» PROMPT:
Return the listing below verbatim. Pictures do not belong in the copy.

» PROVIDED ENTRIES:
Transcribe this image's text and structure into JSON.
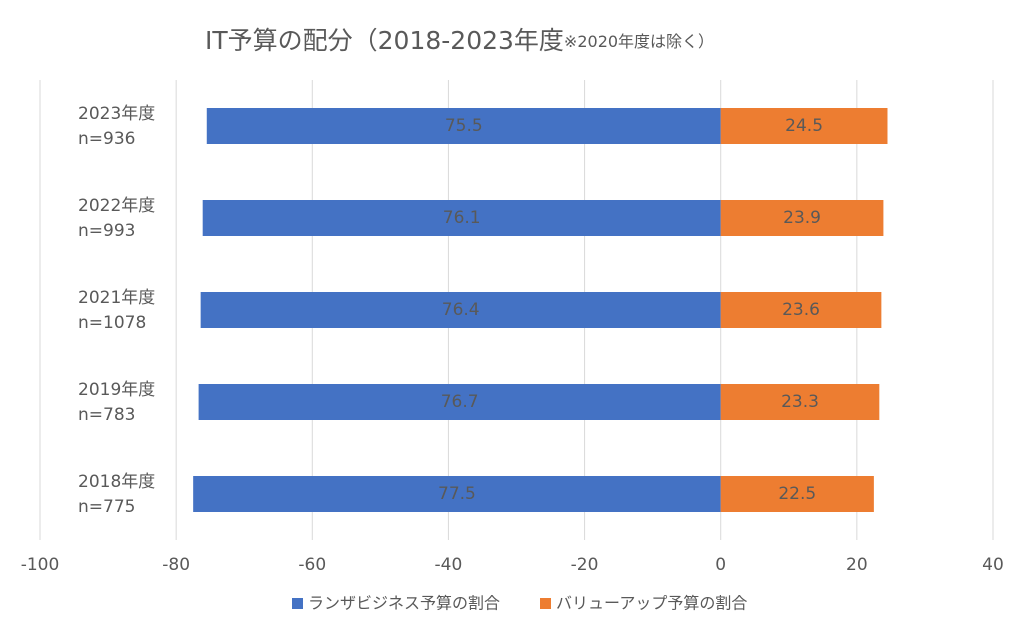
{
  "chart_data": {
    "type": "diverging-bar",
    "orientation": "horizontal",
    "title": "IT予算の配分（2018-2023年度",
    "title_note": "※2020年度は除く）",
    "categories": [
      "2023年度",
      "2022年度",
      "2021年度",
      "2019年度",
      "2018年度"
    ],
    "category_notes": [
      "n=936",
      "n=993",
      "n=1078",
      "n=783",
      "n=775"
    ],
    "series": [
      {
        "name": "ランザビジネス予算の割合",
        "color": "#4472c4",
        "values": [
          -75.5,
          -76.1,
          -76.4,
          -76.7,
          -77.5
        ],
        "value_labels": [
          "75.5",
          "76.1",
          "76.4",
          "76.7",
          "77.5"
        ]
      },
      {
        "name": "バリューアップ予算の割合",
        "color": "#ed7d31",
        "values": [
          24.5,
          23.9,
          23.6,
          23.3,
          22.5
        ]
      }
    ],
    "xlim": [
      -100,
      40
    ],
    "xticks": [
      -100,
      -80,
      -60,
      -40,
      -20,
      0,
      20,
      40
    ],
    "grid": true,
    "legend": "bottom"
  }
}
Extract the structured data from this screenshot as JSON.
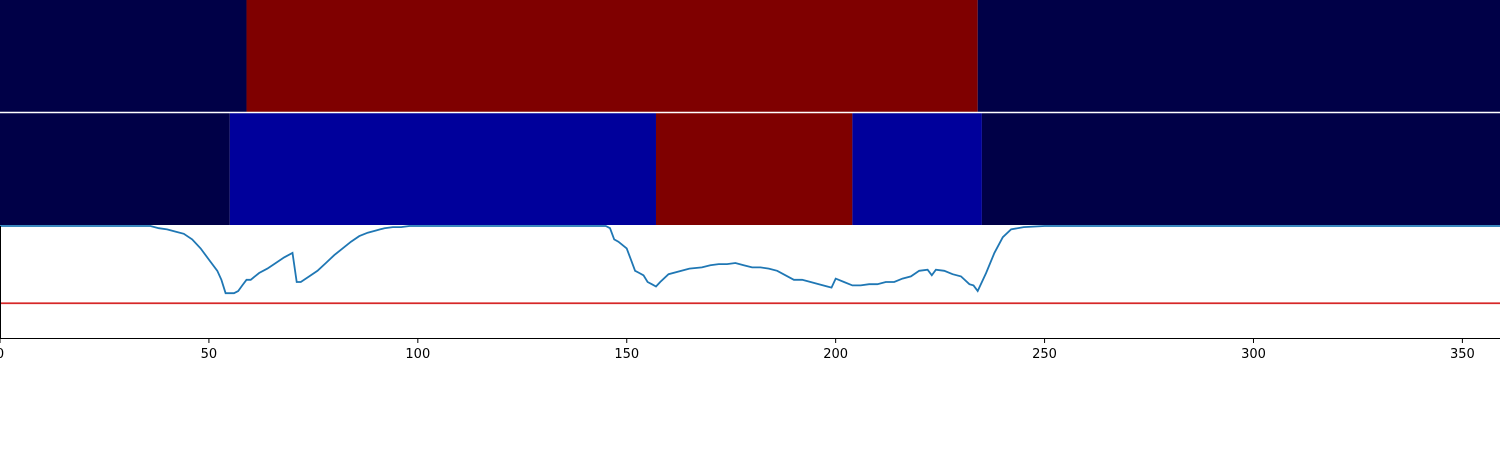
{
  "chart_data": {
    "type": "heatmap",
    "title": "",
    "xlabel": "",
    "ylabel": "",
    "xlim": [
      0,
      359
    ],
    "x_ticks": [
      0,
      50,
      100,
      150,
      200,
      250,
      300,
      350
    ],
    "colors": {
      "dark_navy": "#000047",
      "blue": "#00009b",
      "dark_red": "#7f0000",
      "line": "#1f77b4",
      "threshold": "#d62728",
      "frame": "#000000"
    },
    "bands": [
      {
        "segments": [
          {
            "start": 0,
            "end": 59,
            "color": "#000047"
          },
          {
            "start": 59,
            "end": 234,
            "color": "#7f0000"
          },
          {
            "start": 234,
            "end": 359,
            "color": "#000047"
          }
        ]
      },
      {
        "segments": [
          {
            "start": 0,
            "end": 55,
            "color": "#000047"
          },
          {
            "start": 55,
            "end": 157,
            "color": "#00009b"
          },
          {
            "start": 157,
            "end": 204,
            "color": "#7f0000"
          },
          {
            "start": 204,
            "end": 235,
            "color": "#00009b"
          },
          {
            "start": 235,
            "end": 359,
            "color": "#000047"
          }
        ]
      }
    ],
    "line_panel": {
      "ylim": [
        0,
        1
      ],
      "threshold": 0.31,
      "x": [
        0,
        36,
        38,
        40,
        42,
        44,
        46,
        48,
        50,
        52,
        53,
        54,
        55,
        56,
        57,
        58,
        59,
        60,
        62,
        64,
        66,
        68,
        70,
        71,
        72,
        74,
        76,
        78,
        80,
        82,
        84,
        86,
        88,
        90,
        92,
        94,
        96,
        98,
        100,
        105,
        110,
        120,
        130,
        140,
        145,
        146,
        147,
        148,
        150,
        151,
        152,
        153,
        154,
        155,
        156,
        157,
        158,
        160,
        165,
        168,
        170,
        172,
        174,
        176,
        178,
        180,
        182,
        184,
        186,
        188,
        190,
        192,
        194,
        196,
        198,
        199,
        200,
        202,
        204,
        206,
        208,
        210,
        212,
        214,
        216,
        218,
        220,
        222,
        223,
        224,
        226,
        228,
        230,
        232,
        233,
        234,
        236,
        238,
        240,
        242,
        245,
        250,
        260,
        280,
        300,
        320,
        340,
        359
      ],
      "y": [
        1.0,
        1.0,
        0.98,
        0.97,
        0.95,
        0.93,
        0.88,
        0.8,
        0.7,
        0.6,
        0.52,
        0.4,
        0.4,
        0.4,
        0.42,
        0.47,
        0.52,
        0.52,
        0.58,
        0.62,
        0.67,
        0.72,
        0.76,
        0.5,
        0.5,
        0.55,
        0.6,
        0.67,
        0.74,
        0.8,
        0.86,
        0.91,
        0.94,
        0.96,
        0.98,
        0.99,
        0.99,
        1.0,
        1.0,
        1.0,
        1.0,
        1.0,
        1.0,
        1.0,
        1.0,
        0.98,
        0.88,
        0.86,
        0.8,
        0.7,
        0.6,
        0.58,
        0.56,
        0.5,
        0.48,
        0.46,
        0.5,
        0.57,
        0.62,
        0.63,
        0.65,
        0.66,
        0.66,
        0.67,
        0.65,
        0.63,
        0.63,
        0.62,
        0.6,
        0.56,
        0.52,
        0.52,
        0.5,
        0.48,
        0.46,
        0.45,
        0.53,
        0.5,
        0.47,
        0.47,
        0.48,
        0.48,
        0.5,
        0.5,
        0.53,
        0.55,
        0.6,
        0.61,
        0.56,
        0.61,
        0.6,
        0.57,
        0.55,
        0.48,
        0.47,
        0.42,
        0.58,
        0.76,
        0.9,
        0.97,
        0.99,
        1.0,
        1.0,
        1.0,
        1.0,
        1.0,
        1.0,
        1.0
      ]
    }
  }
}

» ANSWER TO THE TASK:
Transcribe this image's text and structure into JSON.
{
  "chart_data": {
    "type": "diverging-bar",
    "orientation": "horizontal",
    "title": "IT予算の配分（2018-2023年度",
    "title_note": "※2020年度は除く）",
    "categories": [
      "2023年度",
      "2022年度",
      "2021年度",
      "2019年度",
      "2018年度"
    ],
    "category_notes": [
      "n=936",
      "n=993",
      "n=1078",
      "n=783",
      "n=775"
    ],
    "series": [
      {
        "name": "ランザビジネス予算の割合",
        "color": "#4472c4",
        "values": [
          -75.5,
          -76.1,
          -76.4,
          -76.7,
          -77.5
        ],
        "value_labels": [
          "75.5",
          "76.1",
          "76.4",
          "76.7",
          "77.5"
        ]
      },
      {
        "name": "バリューアップ予算の割合",
        "color": "#ed7d31",
        "values": [
          24.5,
          23.9,
          23.6,
          23.3,
          22.5
        ]
      }
    ],
    "xlim": [
      -100,
      40
    ],
    "xticks": [
      -100,
      -80,
      -60,
      -40,
      -20,
      0,
      20,
      40
    ],
    "grid": true,
    "legend": "bottom"
  }
}
Extract the structured data from this screenshot as JSON.
{
  "chart_data": {
    "type": "heatmap",
    "title": "",
    "xlabel": "",
    "ylabel": "",
    "xlim": [
      0,
      359
    ],
    "x_ticks": [
      0,
      50,
      100,
      150,
      200,
      250,
      300,
      350
    ],
    "colors": {
      "dark_navy": "#000047",
      "blue": "#00009b",
      "dark_red": "#7f0000",
      "line": "#1f77b4",
      "threshold": "#d62728",
      "frame": "#000000"
    },
    "bands": [
      {
        "segments": [
          {
            "start": 0,
            "end": 59,
            "color": "#000047"
          },
          {
            "start": 59,
            "end": 234,
            "color": "#7f0000"
          },
          {
            "start": 234,
            "end": 359,
            "color": "#000047"
          }
        ]
      },
      {
        "segments": [
          {
            "start": 0,
            "end": 55,
            "color": "#000047"
          },
          {
            "start": 55,
            "end": 157,
            "color": "#00009b"
          },
          {
            "start": 157,
            "end": 204,
            "color": "#7f0000"
          },
          {
            "start": 204,
            "end": 235,
            "color": "#00009b"
          },
          {
            "start": 235,
            "end": 359,
            "color": "#000047"
          }
        ]
      }
    ],
    "line_panel": {
      "ylim": [
        0,
        1
      ],
      "threshold": 0.31,
      "x": [
        0,
        36,
        38,
        40,
        42,
        44,
        46,
        48,
        50,
        52,
        53,
        54,
        55,
        56,
        57,
        58,
        59,
        60,
        62,
        64,
        66,
        68,
        70,
        71,
        72,
        74,
        76,
        78,
        80,
        82,
        84,
        86,
        88,
        90,
        92,
        94,
        96,
        98,
        100,
        105,
        110,
        120,
        130,
        140,
        145,
        146,
        147,
        148,
        150,
        151,
        152,
        153,
        154,
        155,
        156,
        157,
        158,
        160,
        165,
        168,
        170,
        172,
        174,
        176,
        178,
        180,
        182,
        184,
        186,
        188,
        190,
        192,
        194,
        196,
        198,
        199,
        200,
        202,
        204,
        206,
        208,
        210,
        212,
        214,
        216,
        218,
        220,
        222,
        223,
        224,
        226,
        228,
        230,
        232,
        233,
        234,
        236,
        238,
        240,
        242,
        245,
        250,
        260,
        280,
        300,
        320,
        340,
        359
      ],
      "y": [
        1.0,
        1.0,
        0.98,
        0.97,
        0.95,
        0.93,
        0.88,
        0.8,
        0.7,
        0.6,
        0.52,
        0.4,
        0.4,
        0.4,
        0.42,
        0.47,
        0.52,
        0.52,
        0.58,
        0.62,
        0.67,
        0.72,
        0.76,
        0.5,
        0.5,
        0.55,
        0.6,
        0.67,
        0.74,
        0.8,
        0.86,
        0.91,
        0.94,
        0.96,
        0.98,
        0.99,
        0.99,
        1.0,
        1.0,
        1.0,
        1.0,
        1.0,
        1.0,
        1.0,
        1.0,
        0.98,
        0.88,
        0.86,
        0.8,
        0.7,
        0.6,
        0.58,
        0.56,
        0.5,
        0.48,
        0.46,
        0.5,
        0.57,
        0.62,
        0.63,
        0.65,
        0.66,
        0.66,
        0.67,
        0.65,
        0.63,
        0.63,
        0.62,
        0.6,
        0.56,
        0.52,
        0.52,
        0.5,
        0.48,
        0.46,
        0.45,
        0.53,
        0.5,
        0.47,
        0.47,
        0.48,
        0.48,
        0.5,
        0.5,
        0.53,
        0.55,
        0.6,
        0.61,
        0.56,
        0.61,
        0.6,
        0.57,
        0.55,
        0.48,
        0.47,
        0.42,
        0.58,
        0.76,
        0.9,
        0.97,
        0.99,
        1.0,
        1.0,
        1.0,
        1.0,
        1.0,
        1.0,
        1.0
      ]
    }
  }
}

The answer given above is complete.